>> BEGIN DATA SUPPLIED
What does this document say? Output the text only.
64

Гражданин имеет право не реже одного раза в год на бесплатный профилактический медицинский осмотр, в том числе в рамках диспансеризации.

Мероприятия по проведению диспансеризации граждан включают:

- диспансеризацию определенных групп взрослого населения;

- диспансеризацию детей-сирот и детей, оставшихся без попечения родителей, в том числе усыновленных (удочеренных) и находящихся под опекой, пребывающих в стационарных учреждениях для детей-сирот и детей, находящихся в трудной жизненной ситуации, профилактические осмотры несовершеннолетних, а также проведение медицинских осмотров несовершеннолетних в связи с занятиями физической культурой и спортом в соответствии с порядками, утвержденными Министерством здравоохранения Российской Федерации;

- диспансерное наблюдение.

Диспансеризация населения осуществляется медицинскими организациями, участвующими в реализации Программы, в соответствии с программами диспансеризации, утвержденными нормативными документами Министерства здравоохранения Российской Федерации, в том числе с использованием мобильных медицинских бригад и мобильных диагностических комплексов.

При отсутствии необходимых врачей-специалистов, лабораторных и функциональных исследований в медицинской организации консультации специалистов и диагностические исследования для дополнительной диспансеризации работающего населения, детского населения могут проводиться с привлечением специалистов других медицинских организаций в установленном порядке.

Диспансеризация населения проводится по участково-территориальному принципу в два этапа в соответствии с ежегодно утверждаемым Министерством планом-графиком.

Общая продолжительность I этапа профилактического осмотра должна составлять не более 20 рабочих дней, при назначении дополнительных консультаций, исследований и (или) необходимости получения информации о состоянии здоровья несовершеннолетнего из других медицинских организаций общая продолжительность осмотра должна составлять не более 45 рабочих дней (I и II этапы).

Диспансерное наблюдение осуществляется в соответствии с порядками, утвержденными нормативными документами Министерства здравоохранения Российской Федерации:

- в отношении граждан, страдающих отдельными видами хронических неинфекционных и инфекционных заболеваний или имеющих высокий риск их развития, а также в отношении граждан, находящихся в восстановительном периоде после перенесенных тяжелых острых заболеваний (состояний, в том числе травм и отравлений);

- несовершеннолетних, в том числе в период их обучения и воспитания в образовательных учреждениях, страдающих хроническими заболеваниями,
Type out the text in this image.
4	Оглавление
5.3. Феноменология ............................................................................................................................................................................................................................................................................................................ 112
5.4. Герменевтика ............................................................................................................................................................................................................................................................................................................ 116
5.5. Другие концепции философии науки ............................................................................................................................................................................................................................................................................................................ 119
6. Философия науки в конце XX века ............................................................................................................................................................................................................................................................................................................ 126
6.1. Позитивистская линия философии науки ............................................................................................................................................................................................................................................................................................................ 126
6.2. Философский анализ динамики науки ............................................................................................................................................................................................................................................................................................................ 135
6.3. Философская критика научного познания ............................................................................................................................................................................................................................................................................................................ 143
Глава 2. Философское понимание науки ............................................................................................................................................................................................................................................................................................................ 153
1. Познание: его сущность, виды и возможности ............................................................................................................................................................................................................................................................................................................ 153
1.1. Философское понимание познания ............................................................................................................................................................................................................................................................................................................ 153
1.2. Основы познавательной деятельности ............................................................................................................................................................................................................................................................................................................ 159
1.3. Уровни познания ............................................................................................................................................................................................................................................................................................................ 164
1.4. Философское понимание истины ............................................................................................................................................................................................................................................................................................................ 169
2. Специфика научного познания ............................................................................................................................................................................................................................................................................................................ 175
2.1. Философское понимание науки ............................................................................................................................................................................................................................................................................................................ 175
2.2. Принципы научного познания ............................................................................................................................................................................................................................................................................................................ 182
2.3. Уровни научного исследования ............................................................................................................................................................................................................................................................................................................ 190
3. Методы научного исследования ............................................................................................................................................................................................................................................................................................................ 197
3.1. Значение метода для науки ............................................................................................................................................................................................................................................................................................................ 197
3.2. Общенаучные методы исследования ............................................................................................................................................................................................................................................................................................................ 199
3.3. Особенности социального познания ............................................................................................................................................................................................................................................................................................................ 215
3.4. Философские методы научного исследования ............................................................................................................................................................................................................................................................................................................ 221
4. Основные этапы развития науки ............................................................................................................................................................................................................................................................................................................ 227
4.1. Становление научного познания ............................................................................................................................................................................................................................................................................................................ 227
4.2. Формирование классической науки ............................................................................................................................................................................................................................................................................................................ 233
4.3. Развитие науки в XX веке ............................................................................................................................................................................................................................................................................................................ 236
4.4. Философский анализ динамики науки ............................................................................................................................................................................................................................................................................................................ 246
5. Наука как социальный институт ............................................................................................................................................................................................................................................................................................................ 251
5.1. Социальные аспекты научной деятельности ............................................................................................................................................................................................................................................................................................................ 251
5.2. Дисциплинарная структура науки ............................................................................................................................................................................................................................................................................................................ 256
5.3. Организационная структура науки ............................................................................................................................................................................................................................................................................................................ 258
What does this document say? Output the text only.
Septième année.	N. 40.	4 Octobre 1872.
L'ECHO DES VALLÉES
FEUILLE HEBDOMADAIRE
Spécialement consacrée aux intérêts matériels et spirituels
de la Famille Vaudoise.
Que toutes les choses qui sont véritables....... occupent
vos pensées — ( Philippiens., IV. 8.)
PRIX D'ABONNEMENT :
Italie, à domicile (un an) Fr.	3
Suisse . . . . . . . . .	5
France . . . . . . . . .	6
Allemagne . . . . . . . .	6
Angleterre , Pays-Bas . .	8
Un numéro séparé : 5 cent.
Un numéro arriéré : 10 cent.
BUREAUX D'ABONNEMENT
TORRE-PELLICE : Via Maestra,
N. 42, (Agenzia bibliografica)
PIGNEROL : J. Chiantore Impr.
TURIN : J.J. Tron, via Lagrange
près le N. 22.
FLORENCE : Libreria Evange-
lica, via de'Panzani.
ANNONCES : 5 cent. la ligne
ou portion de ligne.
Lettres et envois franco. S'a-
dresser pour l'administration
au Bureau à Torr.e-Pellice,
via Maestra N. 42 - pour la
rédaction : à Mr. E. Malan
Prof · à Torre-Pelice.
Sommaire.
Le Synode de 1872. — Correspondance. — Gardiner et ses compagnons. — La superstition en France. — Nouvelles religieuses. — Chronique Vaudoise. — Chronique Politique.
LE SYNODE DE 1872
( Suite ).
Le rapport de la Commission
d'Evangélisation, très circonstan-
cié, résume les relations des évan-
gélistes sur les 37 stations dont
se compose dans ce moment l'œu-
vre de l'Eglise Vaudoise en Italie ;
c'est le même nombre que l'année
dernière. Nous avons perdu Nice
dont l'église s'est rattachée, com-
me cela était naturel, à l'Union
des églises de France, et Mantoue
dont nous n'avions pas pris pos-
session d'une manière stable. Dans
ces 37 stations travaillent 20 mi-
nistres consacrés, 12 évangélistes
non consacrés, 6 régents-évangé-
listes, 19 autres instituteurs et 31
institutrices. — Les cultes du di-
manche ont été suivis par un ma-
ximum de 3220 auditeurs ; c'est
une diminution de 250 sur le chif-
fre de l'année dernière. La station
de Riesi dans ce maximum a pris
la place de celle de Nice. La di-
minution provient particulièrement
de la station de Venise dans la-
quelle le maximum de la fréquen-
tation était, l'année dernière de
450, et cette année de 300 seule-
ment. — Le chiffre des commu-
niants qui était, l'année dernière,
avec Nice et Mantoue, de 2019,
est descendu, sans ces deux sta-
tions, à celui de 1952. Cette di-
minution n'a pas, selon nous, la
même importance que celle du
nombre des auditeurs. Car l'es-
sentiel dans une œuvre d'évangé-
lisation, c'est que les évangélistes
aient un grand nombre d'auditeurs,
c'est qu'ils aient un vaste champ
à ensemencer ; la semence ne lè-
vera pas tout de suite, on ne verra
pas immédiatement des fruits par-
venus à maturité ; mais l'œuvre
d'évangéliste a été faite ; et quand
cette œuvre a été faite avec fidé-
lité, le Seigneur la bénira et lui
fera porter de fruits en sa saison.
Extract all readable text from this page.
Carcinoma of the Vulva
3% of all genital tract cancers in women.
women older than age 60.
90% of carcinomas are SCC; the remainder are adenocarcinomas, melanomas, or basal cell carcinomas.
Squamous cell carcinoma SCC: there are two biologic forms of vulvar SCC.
>> END DATA SUPPLIED
Exactly and only the lines from the line containing "Extract all readable text from this page." through the last line of the entries should be copied, both ends included.

## [ANSWER TO THE TASK]
Extract all readable text from this page.
Carcinoma of the Vulva
3% of all genital tract cancers in women.
women older than age 60.
90% of carcinomas are SCC; the remainder are adenocarcinomas, melanomas, or basal cell carcinomas.
Squamous cell carcinoma SCC: there are two biologic forms of vulvar SCC.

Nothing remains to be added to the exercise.